**YOUR OBJECTIVE:** Transcribe all records exactly.

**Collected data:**

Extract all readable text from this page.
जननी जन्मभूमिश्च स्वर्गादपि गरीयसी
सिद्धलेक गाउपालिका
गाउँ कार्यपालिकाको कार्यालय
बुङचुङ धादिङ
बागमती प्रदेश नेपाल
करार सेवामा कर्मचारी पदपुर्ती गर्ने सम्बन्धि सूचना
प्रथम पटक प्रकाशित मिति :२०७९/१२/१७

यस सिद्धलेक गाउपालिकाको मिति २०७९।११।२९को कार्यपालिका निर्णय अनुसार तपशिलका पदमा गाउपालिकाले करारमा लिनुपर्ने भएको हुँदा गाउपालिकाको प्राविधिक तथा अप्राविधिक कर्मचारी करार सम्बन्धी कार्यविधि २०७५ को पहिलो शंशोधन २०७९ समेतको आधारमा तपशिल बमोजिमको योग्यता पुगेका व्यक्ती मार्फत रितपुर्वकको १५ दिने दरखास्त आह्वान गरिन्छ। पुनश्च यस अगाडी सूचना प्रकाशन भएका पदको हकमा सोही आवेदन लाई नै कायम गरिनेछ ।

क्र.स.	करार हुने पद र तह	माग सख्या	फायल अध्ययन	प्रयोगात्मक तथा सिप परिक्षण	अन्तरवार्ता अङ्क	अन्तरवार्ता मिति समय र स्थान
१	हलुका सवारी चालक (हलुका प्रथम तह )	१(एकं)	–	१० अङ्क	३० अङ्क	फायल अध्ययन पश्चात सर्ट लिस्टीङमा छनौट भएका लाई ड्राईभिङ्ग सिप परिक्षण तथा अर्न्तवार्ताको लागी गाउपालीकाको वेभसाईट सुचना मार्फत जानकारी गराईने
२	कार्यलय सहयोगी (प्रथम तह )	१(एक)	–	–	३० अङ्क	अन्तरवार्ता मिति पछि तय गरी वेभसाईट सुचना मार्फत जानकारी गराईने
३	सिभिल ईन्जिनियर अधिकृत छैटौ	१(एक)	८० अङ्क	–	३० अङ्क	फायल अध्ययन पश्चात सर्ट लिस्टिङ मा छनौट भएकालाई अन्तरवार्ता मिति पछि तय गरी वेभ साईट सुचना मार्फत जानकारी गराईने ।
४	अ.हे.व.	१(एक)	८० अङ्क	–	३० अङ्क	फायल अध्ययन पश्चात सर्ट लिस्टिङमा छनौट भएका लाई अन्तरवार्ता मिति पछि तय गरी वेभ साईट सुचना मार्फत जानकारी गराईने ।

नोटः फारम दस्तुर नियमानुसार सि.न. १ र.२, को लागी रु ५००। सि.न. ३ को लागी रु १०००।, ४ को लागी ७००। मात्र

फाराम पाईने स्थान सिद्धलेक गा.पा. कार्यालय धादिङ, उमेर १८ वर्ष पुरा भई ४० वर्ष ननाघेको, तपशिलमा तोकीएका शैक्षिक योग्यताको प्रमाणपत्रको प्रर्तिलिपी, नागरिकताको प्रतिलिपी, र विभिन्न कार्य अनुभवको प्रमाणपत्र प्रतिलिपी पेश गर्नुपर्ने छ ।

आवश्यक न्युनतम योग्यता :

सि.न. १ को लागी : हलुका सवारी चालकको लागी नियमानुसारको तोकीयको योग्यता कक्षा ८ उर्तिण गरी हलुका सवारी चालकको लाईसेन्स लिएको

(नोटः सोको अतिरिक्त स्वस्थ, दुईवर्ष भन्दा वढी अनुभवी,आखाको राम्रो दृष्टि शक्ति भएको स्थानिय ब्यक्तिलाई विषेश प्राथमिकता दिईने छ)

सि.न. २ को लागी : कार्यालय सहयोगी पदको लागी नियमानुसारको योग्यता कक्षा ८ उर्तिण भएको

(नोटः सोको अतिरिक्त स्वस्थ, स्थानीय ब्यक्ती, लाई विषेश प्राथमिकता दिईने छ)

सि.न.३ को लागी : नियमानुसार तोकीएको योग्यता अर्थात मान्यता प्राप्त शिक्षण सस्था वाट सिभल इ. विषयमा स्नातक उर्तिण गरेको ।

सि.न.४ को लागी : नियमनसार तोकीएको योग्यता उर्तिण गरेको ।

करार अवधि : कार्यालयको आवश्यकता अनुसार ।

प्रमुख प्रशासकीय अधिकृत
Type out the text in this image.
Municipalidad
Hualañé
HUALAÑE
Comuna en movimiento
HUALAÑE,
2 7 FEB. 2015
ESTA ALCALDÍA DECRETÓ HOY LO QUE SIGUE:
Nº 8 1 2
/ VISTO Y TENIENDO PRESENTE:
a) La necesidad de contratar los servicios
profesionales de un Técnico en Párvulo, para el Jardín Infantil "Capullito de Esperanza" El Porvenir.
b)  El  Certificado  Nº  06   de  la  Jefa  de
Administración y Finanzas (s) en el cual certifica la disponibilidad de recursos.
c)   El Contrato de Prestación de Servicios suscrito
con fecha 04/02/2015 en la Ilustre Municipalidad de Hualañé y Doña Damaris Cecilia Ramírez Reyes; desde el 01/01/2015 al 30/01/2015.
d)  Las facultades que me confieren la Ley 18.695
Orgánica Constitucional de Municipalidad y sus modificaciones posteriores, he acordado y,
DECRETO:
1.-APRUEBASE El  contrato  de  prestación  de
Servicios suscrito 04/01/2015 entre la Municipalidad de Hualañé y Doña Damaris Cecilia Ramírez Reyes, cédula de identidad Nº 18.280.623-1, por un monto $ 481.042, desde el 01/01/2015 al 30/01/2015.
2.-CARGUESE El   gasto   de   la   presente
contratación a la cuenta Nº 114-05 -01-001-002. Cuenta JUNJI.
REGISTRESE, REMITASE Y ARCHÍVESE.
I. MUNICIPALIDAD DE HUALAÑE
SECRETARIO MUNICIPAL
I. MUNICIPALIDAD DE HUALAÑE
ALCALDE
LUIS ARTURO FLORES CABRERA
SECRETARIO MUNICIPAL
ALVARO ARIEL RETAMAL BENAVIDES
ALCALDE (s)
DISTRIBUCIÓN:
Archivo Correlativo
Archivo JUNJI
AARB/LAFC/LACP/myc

**CORRECT ANSWER:**
Extract all readable text from this page.
जननी जन्मभूमिश्च स्वर्गादपि गरीयसी
सिद्धलेक गाउपालिका
गाउँ कार्यपालिकाको कार्यालय
बुङचुङ धादिङ
बागमती प्रदेश नेपाल
करार सेवामा कर्मचारी पदपुर्ती गर्ने सम्बन्धि सूचना
प्रथम पटक प्रकाशित मिति :२०७९/१२/१७

यस सिद्धलेक गाउपालिकाको मिति २०७९।११।२९को कार्यपालिका निर्णय अनुसार तपशिलका पदमा गाउपालिकाले करारमा लिनुपर्ने भएको हुँदा गाउपालिकाको प्राविधिक तथा अप्राविधिक कर्मचारी करार सम्बन्धी कार्यविधि २०७५ को पहिलो शंशोधन २०७९ समेतको आधारमा तपशिल बमोजिमको योग्यता पुगेका व्यक्ती मार्फत रितपुर्वकको १५ दिने दरखास्त आह्वान गरिन्छ। पुनश्च यस अगाडी सूचना प्रकाशन भएका पदको हकमा सोही आवेदन लाई नै कायम गरिनेछ ।

क्र.स.	करार हुने पद र तह	माग सख्या	फायल अध्ययन	प्रयोगात्मक तथा सिप परिक्षण	अन्तरवार्ता अङ्क	अन्तरवार्ता मिति समय र स्थान
१	हलुका सवारी चालक (हलुका प्रथम तह )	१(एकं)	–	१० अङ्क	३० अङ्क	फायल अध्ययन पश्चात सर्ट लिस्टीङमा छनौट भएका लाई ड्राईभिङ्ग सिप परिक्षण तथा अर्न्तवार्ताको लागी गाउपालीकाको वेभसाईट सुचना मार्फत जानकारी गराईने
२	कार्यलय सहयोगी (प्रथम तह )	१(एक)	–	–	३० अङ्क	अन्तरवार्ता मिति पछि तय गरी वेभसाईट सुचना मार्फत जानकारी गराईने
३	सिभिल ईन्जिनियर अधिकृत छैटौ	१(एक)	८० अङ्क	–	३० अङ्क	फायल अध्ययन पश्चात सर्ट लिस्टिङ मा छनौट भएकालाई अन्तरवार्ता मिति पछि तय गरी वेभ साईट सुचना मार्फत जानकारी गराईने ।
४	अ.हे.व.	१(एक)	८० अङ्क	–	३० अङ्क	फायल अध्ययन पश्चात सर्ट लिस्टिङमा छनौट भएका लाई अन्तरवार्ता मिति पछि तय गरी वेभ साईट सुचना मार्फत जानकारी गराईने ।

नोटः फारम दस्तुर नियमानुसार सि.न. १ र.२, को लागी रु ५००। सि.न. ३ को लागी रु १०००।, ४ को लागी ७००। मात्र

फाराम पाईने स्थान सिद्धलेक गा.पा. कार्यालय धादिङ, उमेर १८ वर्ष पुरा भई ४० वर्ष ननाघेको, तपशिलमा तोकीएका शैक्षिक योग्यताको प्रमाणपत्रको प्रर्तिलिपी, नागरिकताको प्रतिलिपी, र विभिन्न कार्य अनुभवको प्रमाणपत्र प्रतिलिपी पेश गर्नुपर्ने छ ।

आवश्यक न्युनतम योग्यता :

सि.न. १ को लागी : हलुका सवारी चालकको लागी नियमानुसारको तोकीयको योग्यता कक्षा ८ उर्तिण गरी हलुका सवारी चालकको लाईसेन्स लिएको

(नोटः सोको अतिरिक्त स्वस्थ, दुईवर्ष भन्दा वढी अनुभवी,आखाको राम्रो दृष्टि शक्ति भएको स्थानिय ब्यक्तिलाई विषेश प्राथमिकता दिईने छ)

सि.न. २ को लागी : कार्यालय सहयोगी पदको लागी नियमानुसारको योग्यता कक्षा ८ उर्तिण भएको

(नोटः सोको अतिरिक्त स्वस्थ, स्थानीय ब्यक्ती, लाई विषेश प्राथमिकता दिईने छ)

सि.न.३ को लागी : नियमानुसार तोकीएको योग्यता अर्थात मान्यता प्राप्त शिक्षण सस्था वाट सिभल इ. विषयमा स्नातक उर्तिण गरेको ।

सि.न.४ को लागी : नियमनसार तोकीएको योग्यता उर्तिण गरेको ।

करार अवधि : कार्यालयको आवश्यकता अनुसार ।

प्रमुख प्रशासकीय अधिकृत
Type out the text in this image.
Municipalidad
Hualañé
HUALAÑE
Comuna en movimiento
HUALAÑE,
2 7 FEB. 2015
ESTA ALCALDÍA DECRETÓ HOY LO QUE SIGUE:
Nº 8 1 2
/ VISTO Y TENIENDO PRESENTE:
a) La necesidad de contratar los servicios
profesionales de un Técnico en Párvulo, para el Jardín Infantil "Capullito de Esperanza" El Porvenir.
b)  El  Certificado  Nº  06   de  la  Jefa  de
Administración y Finanzas (s) en el cual certifica la disponibilidad de recursos.
c)   El Contrato de Prestación de Servicios suscrito
con fecha 04/02/2015 en la Ilustre Municipalidad de Hualañé y Doña Damaris Cecilia Ramírez Reyes; desde el 01/01/2015 al 30/01/2015.
d)  Las facultades que me confieren la Ley 18.695
Orgánica Constitucional de Municipalidad y sus modificaciones posteriores, he acordado y,
DECRETO:
1.-APRUEBASE El  contrato  de  prestación  de
Servicios suscrito 04/01/2015 entre la Municipalidad de Hualañé y Doña Damaris Cecilia Ramírez Reyes, cédula de identidad Nº 18.280.623-1, por un monto $ 481.042, desde el 01/01/2015 al 30/01/2015.
2.-CARGUESE El   gasto   de   la   presente
contratación a la cuenta Nº 114-05 -01-001-002. Cuenta JUNJI.
REGISTRESE, REMITASE Y ARCHÍVESE.
I. MUNICIPALIDAD DE HUALAÑE
SECRETARIO MUNICIPAL
I. MUNICIPALIDAD DE HUALAÑE
ALCALDE
LUIS ARTURO FLORES CABRERA
SECRETARIO MUNICIPAL
ALVARO ARIEL RETAMAL BENAVIDES
ALCALDE (s)
DISTRIBUCIÓN:
Archivo Correlativo
Archivo JUNJI
AARB/LAFC/LACP/myc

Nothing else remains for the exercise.